#### [Your goal]
Search the material for the string "Bandar", then return every line where it is found.

#### [Given records]
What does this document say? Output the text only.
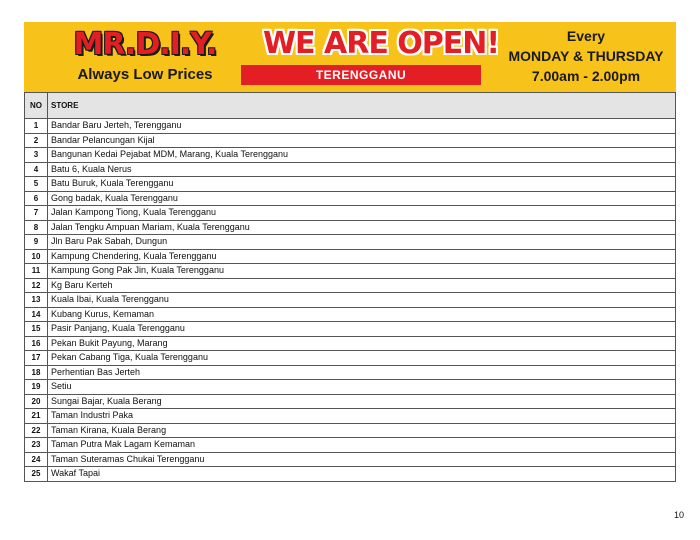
MR.D.I.Y.
Always Low Prices
WE ARE OPEN!
TERENGGANU
Every
MONDAY & THURSDAY
7.00am - 2.00pm
NO	STORE
1	Bandar Baru Jerteh, Terengganu
2	Bandar Pelancungan Kijal
3	Bangunan Kedai Pejabat MDM, Marang, Kuala Terengganu
4	Batu 6, Kuala Nerus
5	Batu Buruk, Kuala Terengganu
6	Gong badak, Kuala Terengganu
7	Jalan Kampong Tiong, Kuala Terengganu
8	Jalan Tengku Ampuan Mariam, Kuala Terengganu
9	Jln Baru Pak Sabah, Dungun
10	Kampung Chendering, Kuala Terengganu
11	Kampung Gong Pak Jin, Kuala Terengganu
12	Kg Baru Kerteh
13	Kuala Ibai, Kuala Terengganu
14	Kubang Kurus, Kemaman
15	Pasir Panjang, Kuala Terengganu
16	Pekan Bukit Payung, Marang
17	Pekan Cabang Tiga, Kuala Terengganu
18	Perhentian Bas Jerteh
19	Setiu
20	Sungai Bajar, Kuala Berang
21	Taman Industri Paka
22	Taman Kirana, Kuala Berang
23	Taman Putra Mak Lagam Kemaman
24	Taman Suteramas Chukai Terengganu
25	Wakaf Tapai
10
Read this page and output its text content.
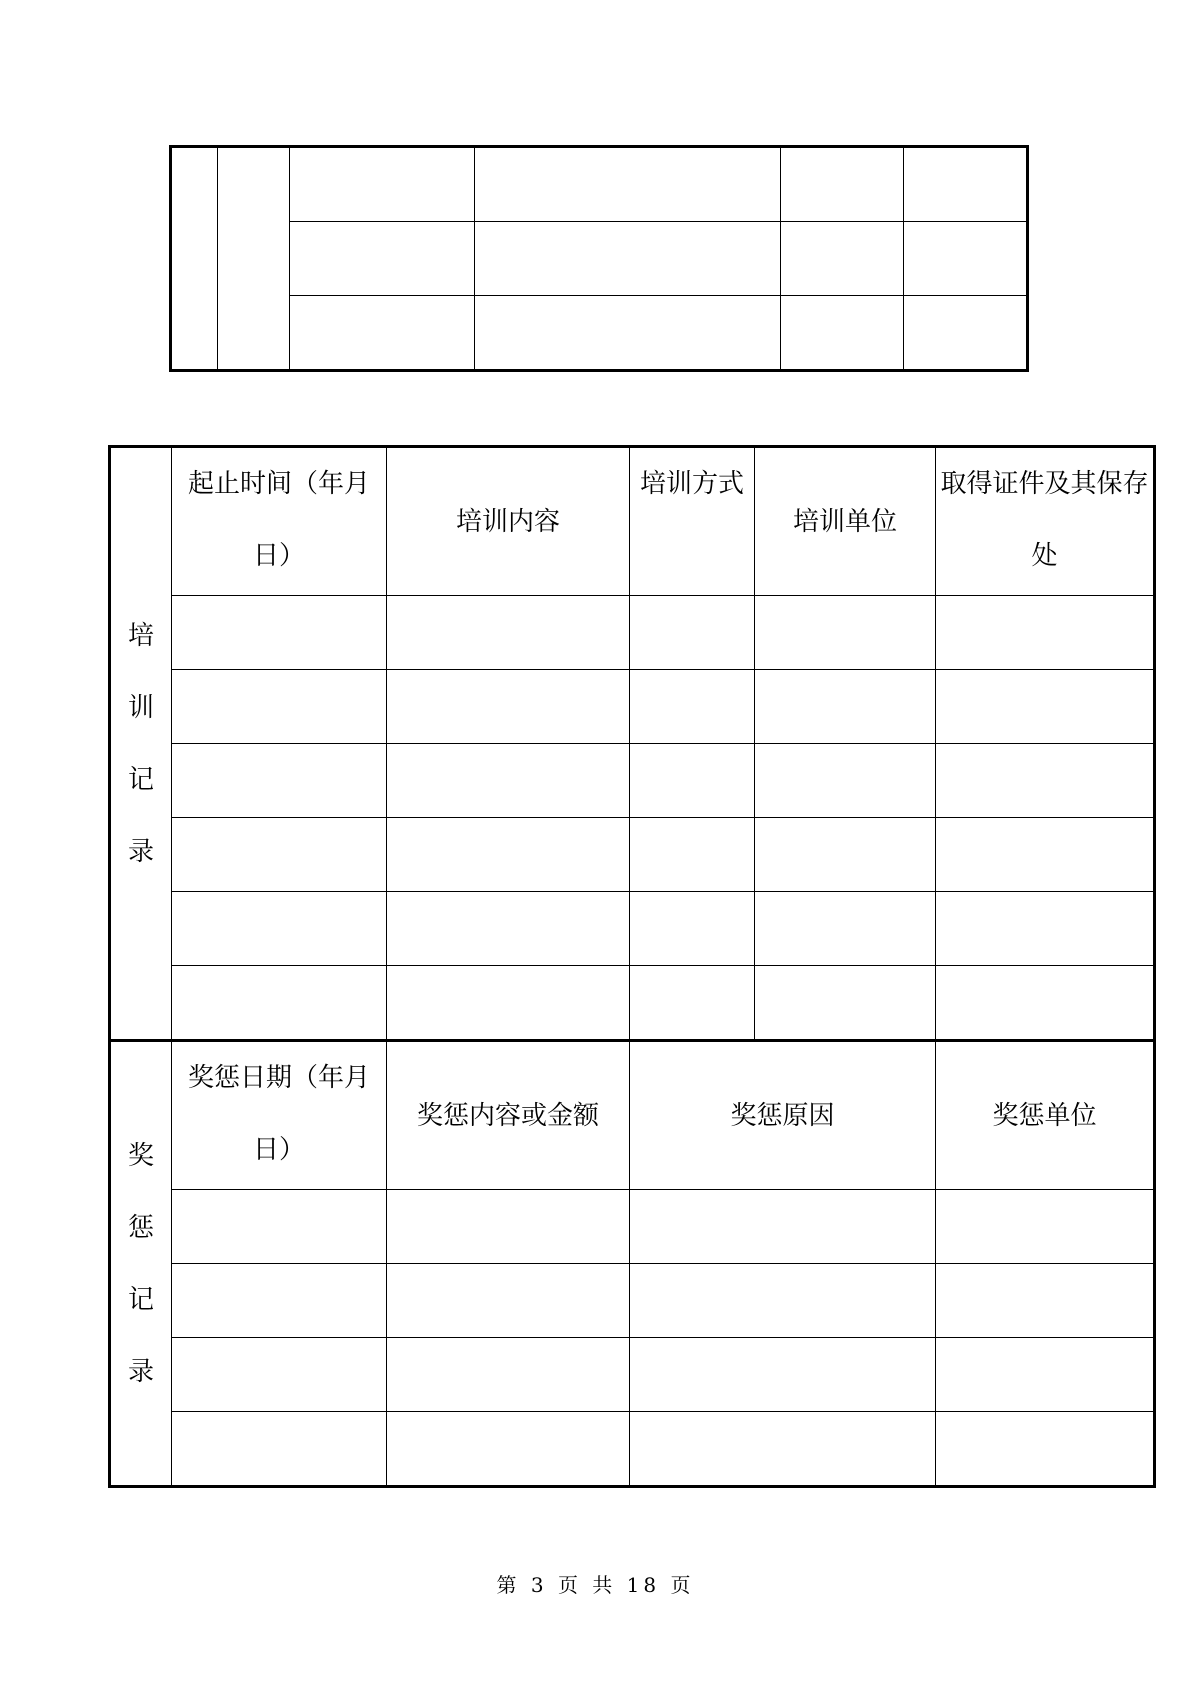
培
训
记
录	起止时间（年月日）	培训内容	培训方式	培训单位	取得证件及其保存处

奖
惩
记
录	奖惩日期（年月日）	奖惩内容或金额	奖惩原因		奖惩单位

第 3 页 共 18 页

#### [Solved problem]
1	Bandar Baru Jerteh, Terengganu
2	Bandar Pelancungan Kijal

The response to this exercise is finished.